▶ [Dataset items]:
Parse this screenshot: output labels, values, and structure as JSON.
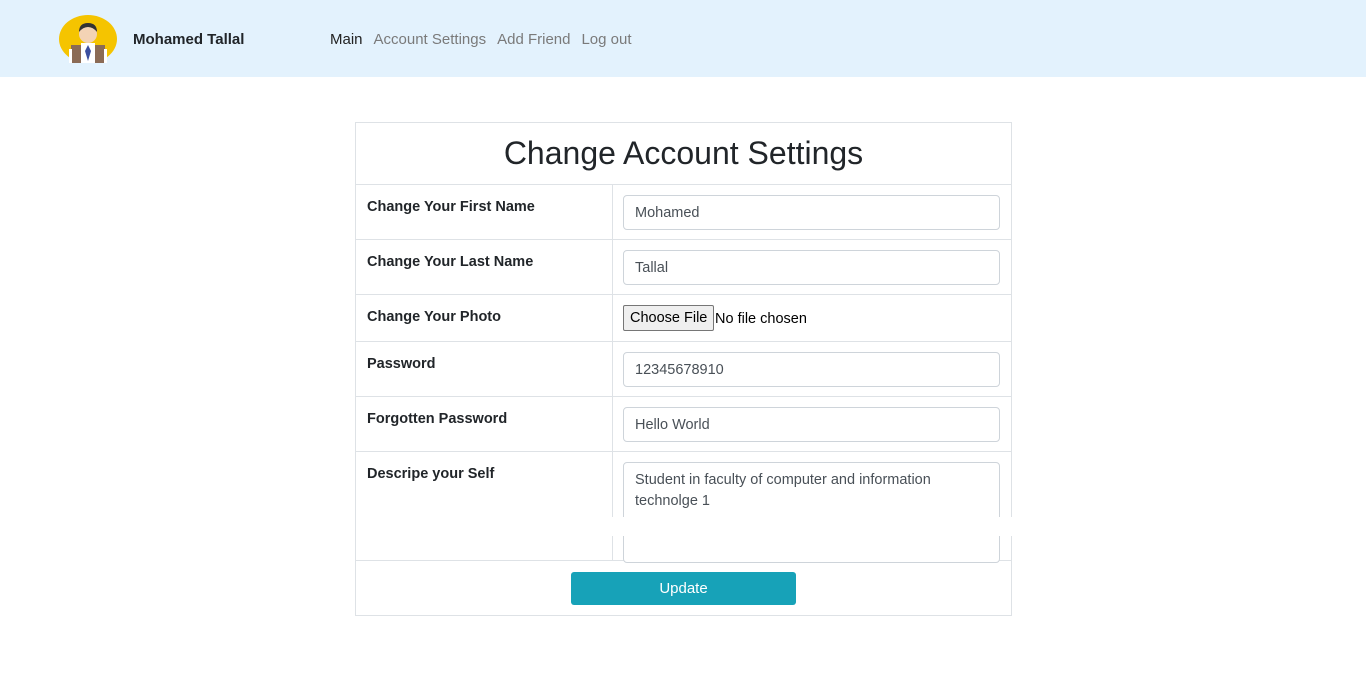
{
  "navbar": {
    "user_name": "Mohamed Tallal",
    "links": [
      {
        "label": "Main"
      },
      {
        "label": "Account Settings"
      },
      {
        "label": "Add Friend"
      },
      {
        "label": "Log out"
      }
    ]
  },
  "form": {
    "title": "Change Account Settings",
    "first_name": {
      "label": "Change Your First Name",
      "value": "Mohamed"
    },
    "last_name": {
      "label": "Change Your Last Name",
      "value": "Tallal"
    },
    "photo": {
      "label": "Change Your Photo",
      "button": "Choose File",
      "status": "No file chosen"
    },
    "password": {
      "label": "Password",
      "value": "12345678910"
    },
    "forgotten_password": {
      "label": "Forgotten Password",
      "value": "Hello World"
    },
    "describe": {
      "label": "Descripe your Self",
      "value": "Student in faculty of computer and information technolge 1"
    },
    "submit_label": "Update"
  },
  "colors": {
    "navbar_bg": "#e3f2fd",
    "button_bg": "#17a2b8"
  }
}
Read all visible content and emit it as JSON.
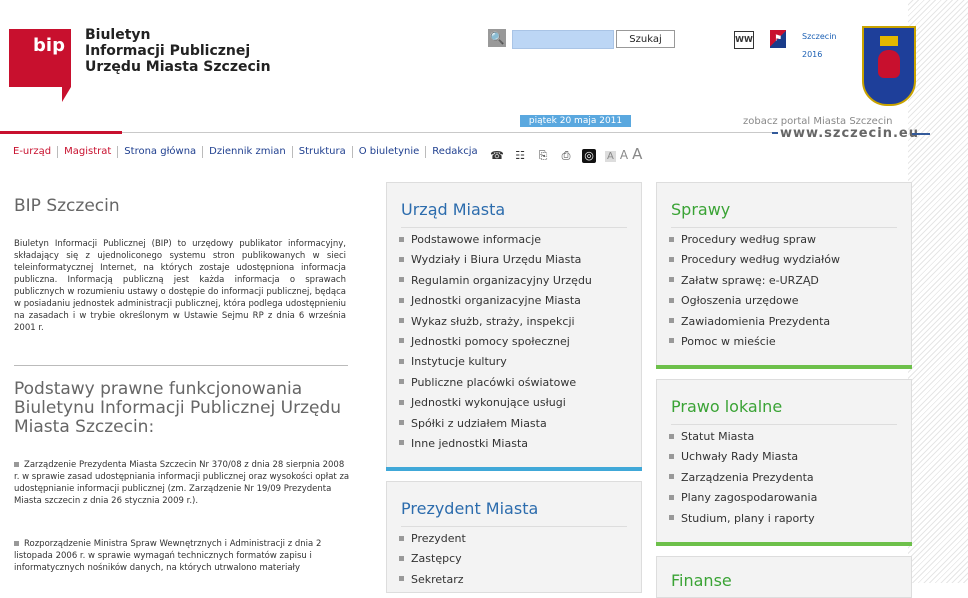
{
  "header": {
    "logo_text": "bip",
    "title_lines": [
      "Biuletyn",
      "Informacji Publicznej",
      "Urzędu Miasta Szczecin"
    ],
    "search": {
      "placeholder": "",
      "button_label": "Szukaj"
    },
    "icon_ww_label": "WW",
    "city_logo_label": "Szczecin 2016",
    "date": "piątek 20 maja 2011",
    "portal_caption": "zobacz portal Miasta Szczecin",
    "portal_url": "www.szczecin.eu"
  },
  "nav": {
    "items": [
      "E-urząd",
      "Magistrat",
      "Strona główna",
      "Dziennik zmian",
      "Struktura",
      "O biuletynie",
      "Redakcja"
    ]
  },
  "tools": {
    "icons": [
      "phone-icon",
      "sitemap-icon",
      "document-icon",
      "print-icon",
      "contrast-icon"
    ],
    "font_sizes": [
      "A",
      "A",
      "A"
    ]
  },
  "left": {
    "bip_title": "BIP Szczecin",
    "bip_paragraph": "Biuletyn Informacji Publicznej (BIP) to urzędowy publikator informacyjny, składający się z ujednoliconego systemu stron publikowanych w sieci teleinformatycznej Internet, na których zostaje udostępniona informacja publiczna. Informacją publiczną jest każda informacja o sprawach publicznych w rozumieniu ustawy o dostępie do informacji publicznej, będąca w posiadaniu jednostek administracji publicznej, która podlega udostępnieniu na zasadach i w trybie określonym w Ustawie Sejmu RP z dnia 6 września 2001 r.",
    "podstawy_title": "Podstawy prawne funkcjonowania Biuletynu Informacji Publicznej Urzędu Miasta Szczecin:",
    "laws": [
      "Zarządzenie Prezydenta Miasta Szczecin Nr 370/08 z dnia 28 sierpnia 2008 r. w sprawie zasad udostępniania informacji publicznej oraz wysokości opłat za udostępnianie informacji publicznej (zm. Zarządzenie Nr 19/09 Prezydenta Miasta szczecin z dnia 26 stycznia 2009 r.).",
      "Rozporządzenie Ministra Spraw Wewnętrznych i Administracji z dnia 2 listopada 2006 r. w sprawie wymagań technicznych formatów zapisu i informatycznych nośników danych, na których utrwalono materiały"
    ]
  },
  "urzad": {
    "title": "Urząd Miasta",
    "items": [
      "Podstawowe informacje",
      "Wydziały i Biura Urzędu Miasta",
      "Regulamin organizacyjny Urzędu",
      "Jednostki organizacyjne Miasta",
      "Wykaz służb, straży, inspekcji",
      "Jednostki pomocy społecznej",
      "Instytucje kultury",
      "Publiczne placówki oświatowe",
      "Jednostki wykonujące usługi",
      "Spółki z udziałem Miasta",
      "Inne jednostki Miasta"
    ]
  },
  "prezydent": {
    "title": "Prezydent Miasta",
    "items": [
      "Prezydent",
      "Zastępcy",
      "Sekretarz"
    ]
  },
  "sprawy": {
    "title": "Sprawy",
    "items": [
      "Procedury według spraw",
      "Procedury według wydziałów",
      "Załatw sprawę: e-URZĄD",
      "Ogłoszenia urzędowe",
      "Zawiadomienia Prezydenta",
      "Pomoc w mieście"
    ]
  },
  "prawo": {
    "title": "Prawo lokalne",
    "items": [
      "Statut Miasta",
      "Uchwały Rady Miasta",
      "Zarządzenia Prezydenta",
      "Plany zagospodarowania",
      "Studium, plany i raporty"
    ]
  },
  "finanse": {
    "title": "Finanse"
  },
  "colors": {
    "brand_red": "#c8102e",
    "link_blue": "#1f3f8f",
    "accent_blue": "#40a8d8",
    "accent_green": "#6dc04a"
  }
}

▶ [WHAT YOU NEED TO DO]: Would you set down the listing exactly, omitting pictures?

▶ [OUTPUT BELOW]:
Parse this screenshot: output labels, values, and structure as JSON.
{
  "navbar": {
    "user_name": "Mohamed Tallal",
    "links": [
      {
        "label": "Main"
      },
      {
        "label": "Account Settings"
      },
      {
        "label": "Add Friend"
      },
      {
        "label": "Log out"
      }
    ]
  },
  "form": {
    "title": "Change Account Settings",
    "first_name": {
      "label": "Change Your First Name",
      "value": "Mohamed"
    },
    "last_name": {
      "label": "Change Your Last Name",
      "value": "Tallal"
    },
    "photo": {
      "label": "Change Your Photo",
      "button": "Choose File",
      "status": "No file chosen"
    },
    "password": {
      "label": "Password",
      "value": "12345678910"
    },
    "forgotten_password": {
      "label": "Forgotten Password",
      "value": "Hello World"
    },
    "describe": {
      "label": "Descripe your Self",
      "value": "Student in faculty of computer and information technolge 1"
    },
    "submit_label": "Update"
  },
  "colors": {
    "navbar_bg": "#e3f2fd",
    "button_bg": "#17a2b8"
  }
}
Read all visible content and emit it as JSON.
{
  "header": {
    "logo_text": "bip",
    "title_lines": [
      "Biuletyn",
      "Informacji Publicznej",
      "Urzędu Miasta Szczecin"
    ],
    "search": {
      "placeholder": "",
      "button_label": "Szukaj"
    },
    "icon_ww_label": "WW",
    "city_logo_label": "Szczecin 2016",
    "date": "piątek 20 maja 2011",
    "portal_caption": "zobacz portal Miasta Szczecin",
    "portal_url": "www.szczecin.eu"
  },
  "nav": {
    "items": [
      "E-urząd",
      "Magistrat",
      "Strona główna",
      "Dziennik zmian",
      "Struktura",
      "O biuletynie",
      "Redakcja"
    ]
  },
  "tools": {
    "icons": [
      "phone-icon",
      "sitemap-icon",
      "document-icon",
      "print-icon",
      "contrast-icon"
    ],
    "font_sizes": [
      "A",
      "A",
      "A"
    ]
  },
  "left": {
    "bip_title": "BIP Szczecin",
    "bip_paragraph": "Biuletyn Informacji Publicznej (BIP) to urzędowy publikator informacyjny, składający się z ujednoliconego systemu stron publikowanych w sieci teleinformatycznej Internet, na których zostaje udostępniona informacja publiczna. Informacją publiczną jest każda informacja o sprawach publicznych w rozumieniu ustawy o dostępie do informacji publicznej, będąca w posiadaniu jednostek administracji publicznej, która podlega udostępnieniu na zasadach i w trybie określonym w Ustawie Sejmu RP z dnia 6 września 2001 r.",
    "podstawy_title": "Podstawy prawne funkcjonowania Biuletynu Informacji Publicznej Urzędu Miasta Szczecin:",
    "laws": [
      "Zarządzenie Prezydenta Miasta Szczecin Nr 370/08 z dnia 28 sierpnia 2008 r. w sprawie zasad udostępniania informacji publicznej oraz wysokości opłat za udostępnianie informacji publicznej (zm. Zarządzenie Nr 19/09 Prezydenta Miasta szczecin z dnia 26 stycznia 2009 r.).",
      "Rozporządzenie Ministra Spraw Wewnętrznych i Administracji z dnia 2 listopada 2006 r. w sprawie wymagań technicznych formatów zapisu i informatycznych nośników danych, na których utrwalono materiały"
    ]
  },
  "urzad": {
    "title": "Urząd Miasta",
    "items": [
      "Podstawowe informacje",
      "Wydziały i Biura Urzędu Miasta",
      "Regulamin organizacyjny Urzędu",
      "Jednostki organizacyjne Miasta",
      "Wykaz służb, straży, inspekcji",
      "Jednostki pomocy społecznej",
      "Instytucje kultury",
      "Publiczne placówki oświatowe",
      "Jednostki wykonujące usługi",
      "Spółki z udziałem Miasta",
      "Inne jednostki Miasta"
    ]
  },
  "prezydent": {
    "title": "Prezydent Miasta",
    "items": [
      "Prezydent",
      "Zastępcy",
      "Sekretarz"
    ]
  },
  "sprawy": {
    "title": "Sprawy",
    "items": [
      "Procedury według spraw",
      "Procedury według wydziałów",
      "Załatw sprawę: e-URZĄD",
      "Ogłoszenia urzędowe",
      "Zawiadomienia Prezydenta",
      "Pomoc w mieście"
    ]
  },
  "prawo": {
    "title": "Prawo lokalne",
    "items": [
      "Statut Miasta",
      "Uchwały Rady Miasta",
      "Zarządzenia Prezydenta",
      "Plany zagospodarowania",
      "Studium, plany i raporty"
    ]
  },
  "finanse": {
    "title": "Finanse"
  },
  "colors": {
    "brand_red": "#c8102e",
    "link_blue": "#1f3f8f",
    "accent_blue": "#40a8d8",
    "accent_green": "#6dc04a"
  }
}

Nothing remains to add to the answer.